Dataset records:

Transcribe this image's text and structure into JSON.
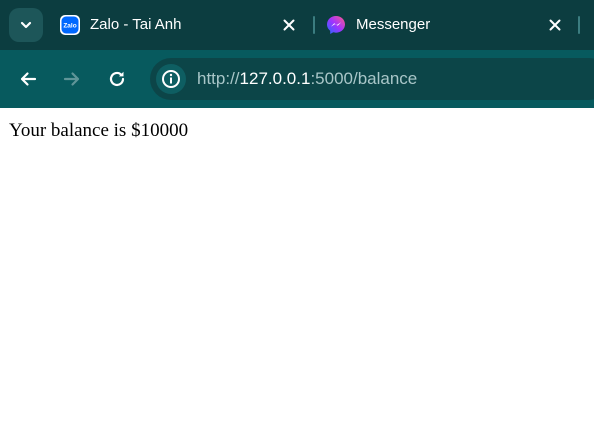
{
  "tabs": [
    {
      "title": "Zalo - Tai Anh",
      "favicon": "zalo-icon",
      "favicon_text": "Zalo",
      "active": false
    },
    {
      "title": "Messenger",
      "favicon": "messenger-icon",
      "active": false
    }
  ],
  "toolbar": {
    "back_icon": "arrow-left-icon",
    "forward_icon": "arrow-right-icon",
    "reload_icon": "reload-icon",
    "site_info_icon": "info-icon",
    "url": {
      "scheme": "http://",
      "host": "127.0.0.1",
      "rest": ":5000/balance"
    }
  },
  "page": {
    "text": "Your balance is $10000"
  },
  "colors": {
    "tabstrip": "#0c3d40",
    "toolbar": "#075a5e",
    "omnibox": "#0c4548",
    "zalo_blue": "#0068ff",
    "page_background": "#ffffff"
  }
}
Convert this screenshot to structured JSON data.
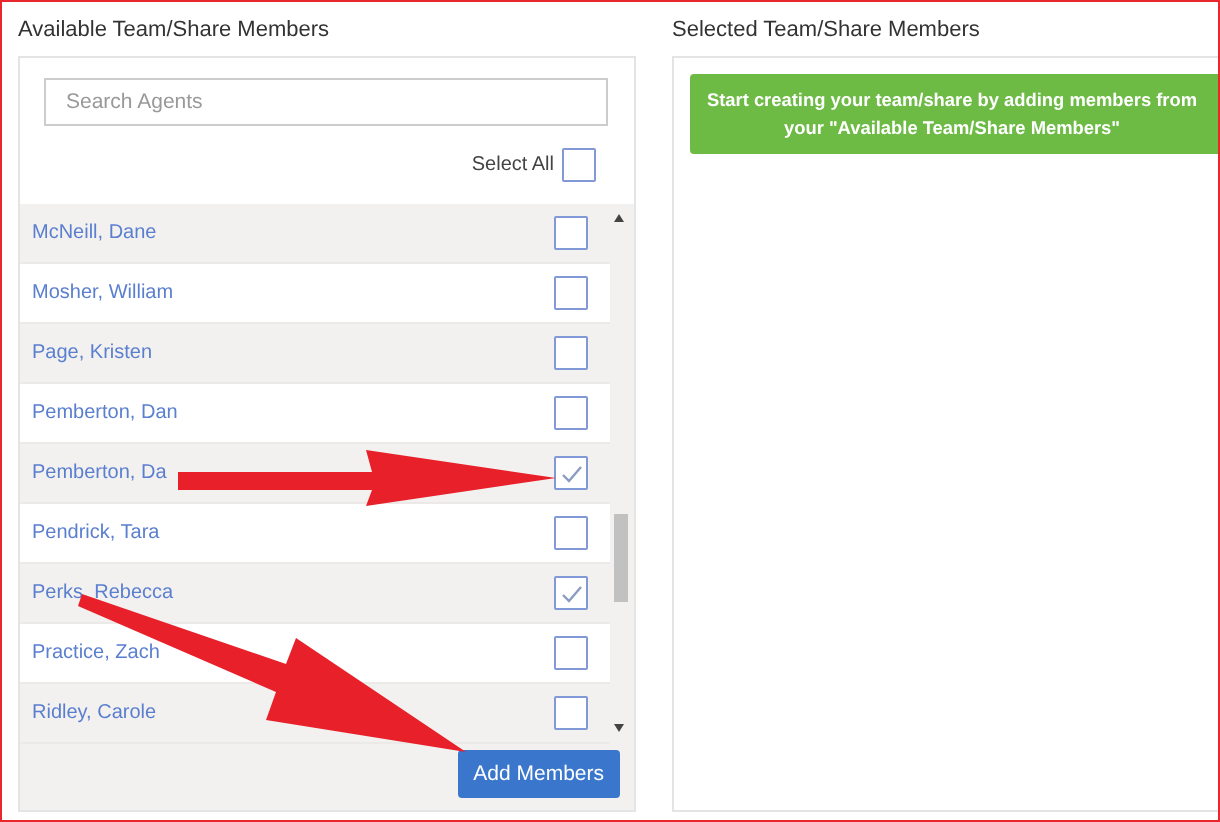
{
  "available": {
    "title": "Available Team/Share Members",
    "search": {
      "placeholder": "Search Agents"
    },
    "select_all": {
      "label": "Select All",
      "checked": false
    },
    "members": [
      {
        "name": "McNeill, Dane",
        "checked": false
      },
      {
        "name": "Mosher, William",
        "checked": false
      },
      {
        "name": "Page, Kristen",
        "checked": false
      },
      {
        "name": "Pemberton, Dan",
        "checked": false
      },
      {
        "name": "Pemberton, Da",
        "checked": true
      },
      {
        "name": "Pendrick, Tara",
        "checked": false
      },
      {
        "name": "Perks, Rebecca",
        "checked": true
      },
      {
        "name": "Practice, Zach",
        "checked": false
      },
      {
        "name": "Ridley, Carole",
        "checked": false
      }
    ],
    "add_button": "Add Members"
  },
  "selected": {
    "title": "Selected Team/Share Members",
    "message": "Start creating your team/share by adding members from your \"Available Team/Share Members\""
  }
}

- **REQUIREMENT**
Look through the material above. Copy each line where the word "title" appears.

- **OUTPUT FOR THIS EXERCISE**
      "title": "Zalo - Tai Anh",
      "title": "Messenger",
    "title": "Available Team/Share Members",
    "title": "Selected Team/Share Members",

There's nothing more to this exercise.